**Listing**

[START]

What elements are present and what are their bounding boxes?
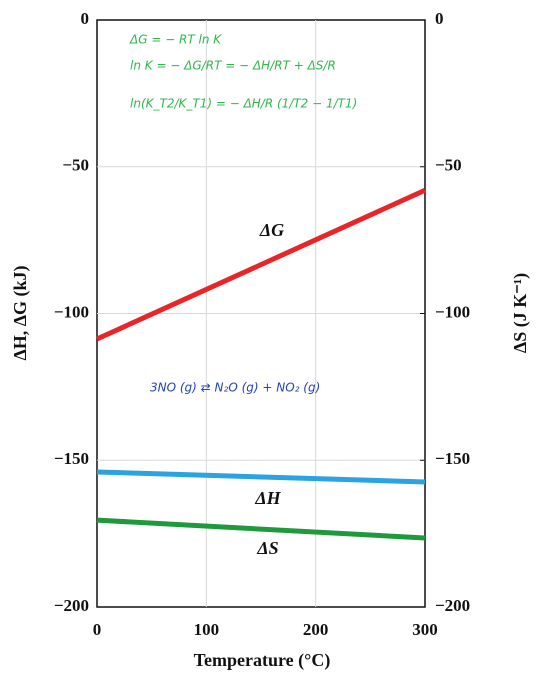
y2-tick-label: −200: [435, 596, 470, 615]
y-axis-label: ΔH, ΔG (kJ): [10, 265, 31, 360]
series-line: [96, 517, 426, 541]
x-axis-label: Temperature (°C): [194, 650, 331, 671]
y2-tick-label: −50: [435, 156, 462, 175]
x-tick-label: 200: [303, 620, 329, 639]
annotation: 3NO (g) ⇄ N₂O (g) + NO₂ (g): [150, 381, 320, 395]
y-tick-label: −150: [54, 449, 89, 468]
y2-axis-label: ΔS (J K⁻¹): [510, 273, 531, 353]
x-tick-label: 300: [412, 620, 438, 639]
y2-tick-label: −150: [435, 449, 470, 468]
annotation: ln(K_T2/K_T1) = − ΔH/R (1/T2 − 1/T1): [130, 97, 357, 111]
y2-tick-label: 0: [435, 9, 444, 28]
x-tick-label: 100: [194, 620, 220, 639]
annotation: ΔG = − RT ln K: [129, 33, 222, 47]
x-tick-label: 0: [93, 620, 102, 639]
y-tick-label: 0: [81, 9, 90, 28]
series-label: ΔG: [259, 220, 284, 240]
y-tick-label: −100: [54, 302, 89, 321]
series-line: [95, 187, 427, 342]
annotation: ln K = − ΔG/RT = − ΔH/RT + ΔS/R: [130, 59, 336, 73]
y2-tick-label: −100: [435, 302, 470, 321]
series-line: [96, 469, 426, 485]
series-label: ΔS: [256, 538, 278, 558]
y-tick-label: −200: [54, 596, 89, 615]
y-tick-label: −50: [62, 156, 89, 175]
series-label: ΔH: [254, 488, 281, 508]
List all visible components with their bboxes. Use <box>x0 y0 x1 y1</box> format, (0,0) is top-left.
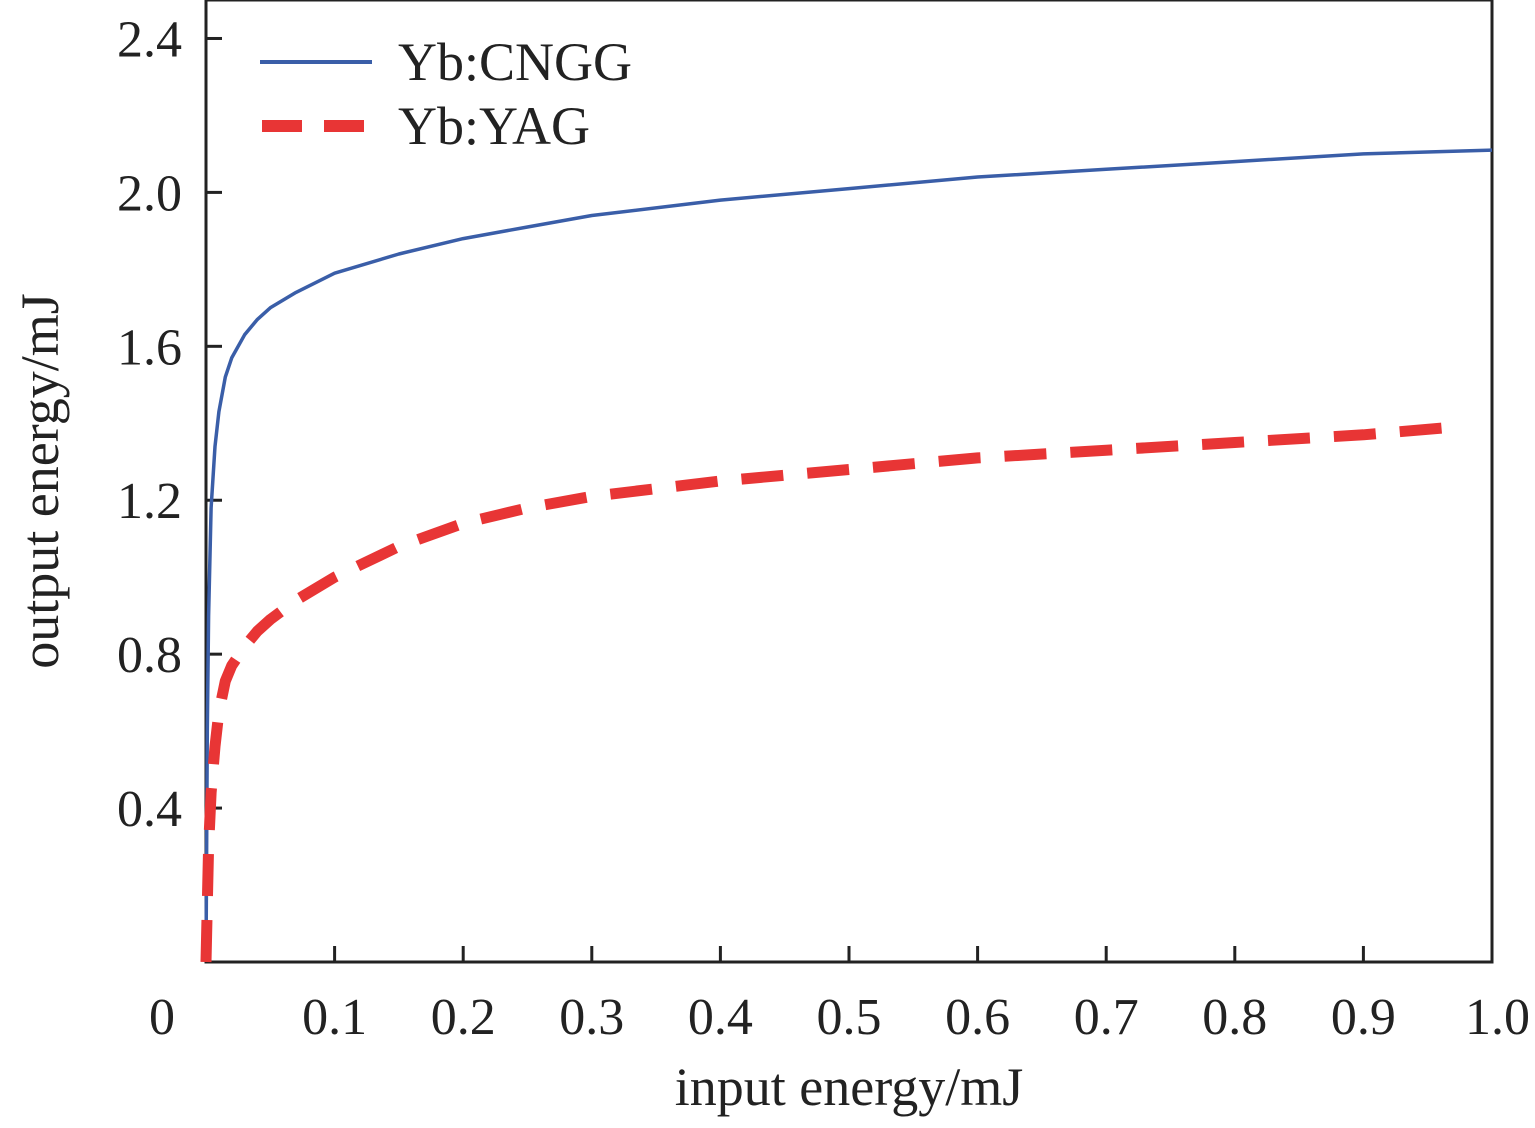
legend-label-yb-cngg: Yb:CNGG <box>398 32 632 92</box>
series-line-yb-yag <box>200 421 1454 963</box>
x-tick-label: 0.4 <box>688 989 753 1046</box>
legend-label-yb-yag: Yb:YAG <box>398 96 590 156</box>
x-tick-label: 0.5 <box>817 989 882 1046</box>
x-axis-label: input energy/mJ <box>675 1057 1023 1117</box>
y-tick-label: 0.4 <box>117 781 182 838</box>
x-tick-label: 0.6 <box>945 989 1010 1046</box>
x-tick-label: 0.2 <box>431 989 496 1046</box>
x-tick-label: 0.8 <box>1202 989 1267 1046</box>
x-tick-label: 1.0 <box>1465 989 1530 1046</box>
y-tick-label: 1.6 <box>117 319 182 376</box>
series-line-yb-cngg <box>204 148 1493 963</box>
legend: Yb:CNGG Yb:YAG <box>260 32 632 156</box>
y-tick-label: 2.4 <box>117 11 182 68</box>
y-tick-label: 2.0 <box>117 165 182 222</box>
series-layer <box>200 148 1493 963</box>
y-axis-ticks: 0.4 0.8 1.2 1.6 2.0 2.4 <box>117 11 222 838</box>
x-tick-label: 0.7 <box>1074 989 1139 1046</box>
y-tick-label: 1.2 <box>117 473 182 530</box>
y-tick-label: 0.8 <box>117 627 182 684</box>
x-origin-tick-label: 0 <box>149 989 175 1046</box>
x-axis-ticks: 0.1 0.2 0.3 0.4 0.5 0.6 0.7 0.8 0.9 1.0 <box>302 946 1530 1046</box>
y-axis-label: output energy/mJ <box>10 293 70 668</box>
x-tick-label: 0.3 <box>559 989 624 1046</box>
x-tick-label: 0.1 <box>302 989 367 1046</box>
x-tick-label: 0.9 <box>1331 989 1396 1046</box>
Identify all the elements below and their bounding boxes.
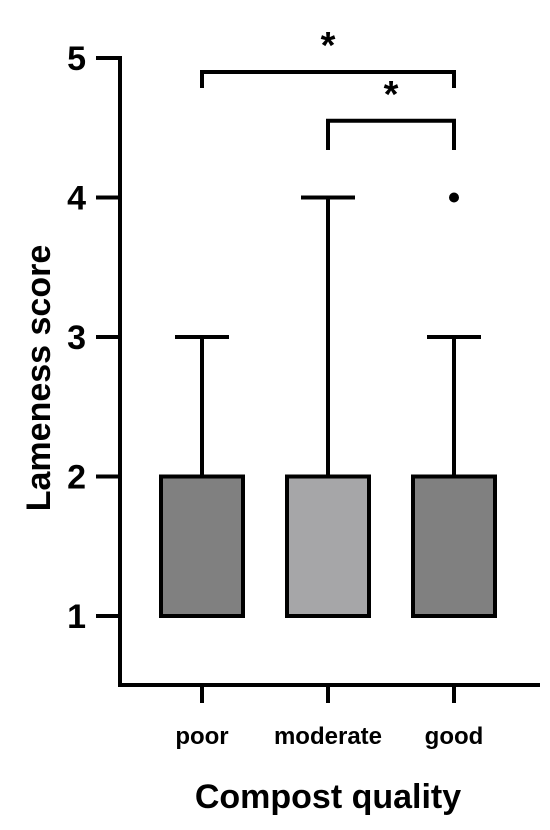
y-axis-title: Lameness score — [20, 245, 58, 512]
y-tick-label-2: 2 — [67, 459, 86, 497]
y-tick-label-1: 1 — [67, 598, 86, 636]
y-tick-label-3: 3 — [67, 319, 86, 357]
significance-label-moderate-good: * — [384, 74, 399, 116]
box-poor — [159, 335, 245, 618]
bracket-line-moderate-good — [326, 118, 456, 150]
outlier-good-0 — [449, 192, 459, 203]
x-axis: poor moderate good — [118, 683, 540, 750]
y-tick-label-4: 4 — [67, 180, 86, 218]
bracket-poor-good: * — [200, 25, 456, 88]
bracket-line-poor-good — [200, 69, 456, 88]
box-rect-moderate — [285, 474, 371, 618]
x-tick-label-poor: poor — [175, 723, 228, 750]
significance-label-poor-good: * — [321, 25, 336, 67]
y-axis: 1 2 3 4 5 — [67, 40, 122, 685]
x-tick-label-good: good — [425, 723, 484, 750]
x-axis-title: Compost quality — [195, 778, 461, 816]
box-rect-poor — [159, 474, 245, 618]
significance-brackets: ** — [200, 25, 456, 150]
box-rect-good — [411, 474, 497, 618]
bracket-moderate-good: * — [326, 74, 456, 150]
box-good — [411, 192, 497, 618]
y-tick-label-5: 5 — [67, 40, 86, 78]
boxes — [159, 192, 497, 618]
x-tick-label-moderate: moderate — [274, 723, 382, 750]
box-moderate — [285, 195, 371, 618]
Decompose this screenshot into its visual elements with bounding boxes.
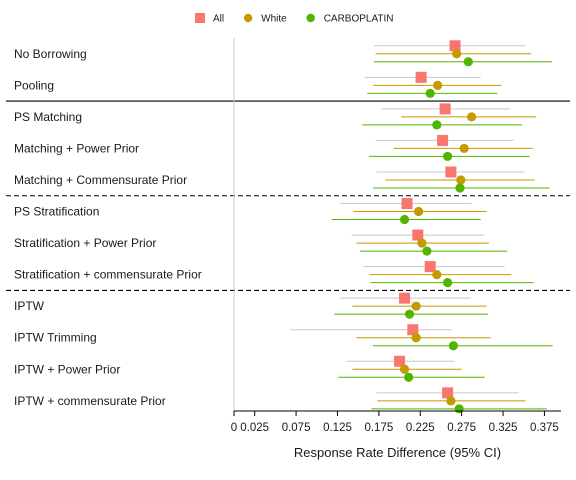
category-label: IPTW Trimming	[14, 331, 97, 345]
estimate-point-white	[414, 206, 424, 217]
legend-label: CARBOPLATIN	[324, 14, 394, 25]
estimate-point-white	[456, 175, 466, 185]
estimate-point-white	[399, 364, 410, 374]
category-labels: No Borrowing Pooling PS Matching Matching +…	[14, 47, 202, 408]
estimate-point-white	[459, 143, 469, 154]
estimate-point-carboplatin	[442, 151, 453, 162]
estimate-point-white	[411, 301, 421, 311]
legend-label: All	[213, 14, 224, 25]
category-label: PS Stratification	[14, 205, 99, 219]
x-axis: 0 0.025 0.075 0.125 0.175 0.225 0.275 0.325 0.37…	[231, 410, 561, 434]
x-tick-label: 0.125	[323, 422, 352, 434]
estimate-point-all	[394, 355, 406, 367]
estimate-point-white	[433, 80, 443, 90]
x-tick-label: 0.025	[240, 422, 269, 434]
x-axis-title: Response Rate Difference (95% CI)	[294, 445, 501, 460]
category-label: Pooling	[14, 78, 54, 92]
legend-key-carboplatin	[306, 13, 315, 23]
estimate-point-carboplatin	[432, 120, 442, 130]
category-label: Matching + Power Prior	[14, 141, 139, 155]
category-label: Stratification + Power Prior	[14, 236, 156, 250]
category-label: IPTW	[14, 299, 45, 313]
legend-label: White	[261, 14, 287, 25]
estimate-point-carboplatin	[399, 214, 410, 225]
point-estimates	[394, 40, 477, 414]
estimate-point-all	[412, 229, 424, 241]
category-label: No Borrowing	[14, 47, 87, 61]
estimate-point-all	[439, 103, 451, 115]
estimate-point-white	[446, 396, 456, 406]
category-label: IPTW + commensurate Prior	[14, 394, 166, 408]
estimate-point-carboplatin	[463, 57, 473, 67]
category-label: Stratification + commensurate Prior	[14, 268, 202, 282]
estimate-point-all	[437, 134, 449, 146]
estimate-point-white	[432, 270, 442, 280]
estimate-point-all	[445, 166, 457, 178]
estimate-point-all	[442, 387, 454, 399]
x-tick-label: 0.375	[530, 422, 559, 434]
x-tick-label: 0.275	[447, 422, 476, 434]
estimate-point-carboplatin	[404, 309, 415, 319]
group-separators	[6, 100, 570, 291]
legend: All White CARBOPLATIN	[195, 13, 394, 25]
estimate-point-carboplatin	[404, 372, 414, 382]
estimate-point-white	[452, 49, 462, 59]
estimate-point-all	[399, 292, 411, 304]
x-tick-label: 0.175	[364, 422, 393, 434]
estimate-point-carboplatin	[455, 183, 465, 193]
category-label: IPTW + Power Prior	[14, 362, 120, 376]
estimate-point-carboplatin	[425, 88, 435, 98]
estimate-point-carboplatin	[442, 278, 453, 288]
estimate-point-all	[424, 261, 436, 273]
x-tick-label: 0.075	[282, 422, 311, 434]
estimate-point-all	[415, 71, 427, 83]
x-tick-label: 0.325	[489, 422, 518, 434]
estimate-point-all	[407, 324, 419, 336]
legend-key-all	[195, 13, 205, 23]
estimate-point-carboplatin	[448, 341, 458, 351]
confidence-intervals	[290, 45, 553, 410]
estimate-point-all	[449, 40, 461, 52]
x-tick-label: 0	[231, 422, 237, 434]
estimate-point-white	[466, 112, 477, 122]
category-label: PS Matching	[14, 110, 82, 124]
category-label: Matching + Commensurate Prior	[14, 173, 187, 187]
estimate-point-white	[411, 333, 421, 343]
estimate-point-carboplatin	[454, 404, 464, 414]
legend-key-white	[243, 13, 253, 23]
estimate-point-white	[417, 238, 427, 248]
estimate-point-all	[401, 198, 413, 210]
x-tick-label: 0.225	[406, 422, 435, 434]
estimate-point-carboplatin	[422, 246, 432, 256]
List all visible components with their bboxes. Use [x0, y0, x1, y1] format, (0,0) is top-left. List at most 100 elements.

[END]

**What is being asked**
Give the lines again from the start of the material through the line containing "List all visible components with their bboxes. Use <box>x0", with "annotation" replaced by "note" and everything else unchanged. Leave the pictures out of your answer.

**Result below**
What elements are present and what are their bounding boxes?
y2-tick-label: −200: [435, 596, 470, 615]
y-axis-label: ΔH, ΔG (kJ): [10, 265, 31, 360]
series-line: [96, 517, 426, 541]
x-axis-label: Temperature (°C): [194, 650, 331, 671]
y2-tick-label: −50: [435, 156, 462, 175]
x-tick-label: 200: [303, 620, 329, 639]
note: 3NO (g) ⇄ N₂O (g) + NO₂ (g): [150, 381, 320, 395]
y-tick-label: −150: [54, 449, 89, 468]
y2-axis-label: ΔS (J K⁻¹): [510, 273, 531, 353]
x-tick-label: 300: [412, 620, 438, 639]
y2-tick-label: −150: [435, 449, 470, 468]
note: ln(K_T2/K_T1) = − ΔH/R (1/T2 − 1/T1): [130, 97, 357, 111]
y2-tick-label: 0: [435, 9, 444, 28]
x-tick-label: 100: [194, 620, 220, 639]
note: ΔG = − RT ln K: [129, 33, 222, 47]
x-tick-label: 0: [93, 620, 102, 639]
y-tick-label: 0: [81, 9, 90, 28]
series-label: ΔG: [259, 220, 284, 240]
y-tick-label: −100: [54, 302, 89, 321]
series-line: [95, 187, 427, 342]
note: ln K = − ΔG/RT = − ΔH/RT + ΔS/R: [130, 59, 336, 73]
y2-tick-label: −100: [435, 302, 470, 321]
series-line: [96, 469, 426, 485]
series-label: ΔS: [256, 538, 278, 558]
y-tick-label: −200: [54, 596, 89, 615]
y-tick-label: −50: [62, 156, 89, 175]
series-label: ΔH: [254, 488, 281, 508]
List all visible components with their bboxes. Use <box>x0 y0 x1 y1</box> format, (0,0) is top-left.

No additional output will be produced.